Data records
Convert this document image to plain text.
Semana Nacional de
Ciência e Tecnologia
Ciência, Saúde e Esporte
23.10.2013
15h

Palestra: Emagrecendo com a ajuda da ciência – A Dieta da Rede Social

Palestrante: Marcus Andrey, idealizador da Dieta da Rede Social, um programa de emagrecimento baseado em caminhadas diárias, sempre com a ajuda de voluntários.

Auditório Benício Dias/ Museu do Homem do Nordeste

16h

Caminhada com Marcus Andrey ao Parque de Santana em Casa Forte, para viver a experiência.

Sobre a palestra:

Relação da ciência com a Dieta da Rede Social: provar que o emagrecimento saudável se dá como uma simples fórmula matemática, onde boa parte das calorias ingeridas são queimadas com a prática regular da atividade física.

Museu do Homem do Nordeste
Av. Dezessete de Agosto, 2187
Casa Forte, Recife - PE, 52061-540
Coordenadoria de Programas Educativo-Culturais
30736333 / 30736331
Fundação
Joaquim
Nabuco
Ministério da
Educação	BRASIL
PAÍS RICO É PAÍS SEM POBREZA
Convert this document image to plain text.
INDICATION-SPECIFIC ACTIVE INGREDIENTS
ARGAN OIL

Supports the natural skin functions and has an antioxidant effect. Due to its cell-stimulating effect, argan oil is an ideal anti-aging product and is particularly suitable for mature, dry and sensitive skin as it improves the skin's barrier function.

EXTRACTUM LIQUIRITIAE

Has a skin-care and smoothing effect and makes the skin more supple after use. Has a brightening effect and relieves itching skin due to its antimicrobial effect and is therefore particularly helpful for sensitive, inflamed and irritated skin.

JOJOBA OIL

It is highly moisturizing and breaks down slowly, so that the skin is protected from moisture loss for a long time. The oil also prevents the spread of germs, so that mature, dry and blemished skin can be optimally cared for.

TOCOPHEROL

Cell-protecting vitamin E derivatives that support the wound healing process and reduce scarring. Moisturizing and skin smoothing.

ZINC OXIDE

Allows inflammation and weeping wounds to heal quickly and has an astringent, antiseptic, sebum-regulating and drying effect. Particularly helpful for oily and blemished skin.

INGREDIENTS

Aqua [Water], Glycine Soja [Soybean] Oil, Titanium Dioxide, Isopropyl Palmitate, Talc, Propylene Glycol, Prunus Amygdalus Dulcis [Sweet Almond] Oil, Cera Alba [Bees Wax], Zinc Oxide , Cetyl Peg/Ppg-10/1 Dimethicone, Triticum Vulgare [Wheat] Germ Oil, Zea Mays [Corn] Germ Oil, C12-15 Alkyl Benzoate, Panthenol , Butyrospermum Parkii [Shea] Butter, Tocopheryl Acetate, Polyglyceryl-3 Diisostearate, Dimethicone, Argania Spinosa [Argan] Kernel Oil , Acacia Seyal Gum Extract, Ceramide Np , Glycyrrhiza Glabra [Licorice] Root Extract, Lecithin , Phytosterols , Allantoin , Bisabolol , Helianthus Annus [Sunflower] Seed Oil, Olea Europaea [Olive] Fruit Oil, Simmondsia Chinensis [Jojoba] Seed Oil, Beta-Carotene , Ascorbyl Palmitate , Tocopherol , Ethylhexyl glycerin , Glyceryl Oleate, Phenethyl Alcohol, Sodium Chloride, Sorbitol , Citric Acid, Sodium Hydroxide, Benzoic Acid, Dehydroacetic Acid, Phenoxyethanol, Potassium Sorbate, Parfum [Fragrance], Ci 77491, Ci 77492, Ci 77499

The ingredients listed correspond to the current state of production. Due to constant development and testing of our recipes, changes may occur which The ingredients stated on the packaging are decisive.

Challenge: Copy each line of the data above that holds "Museu".

Complete output:
Auditório Benício Dias/ Museu do Homem do Nordeste
Museu do Homem do Nordeste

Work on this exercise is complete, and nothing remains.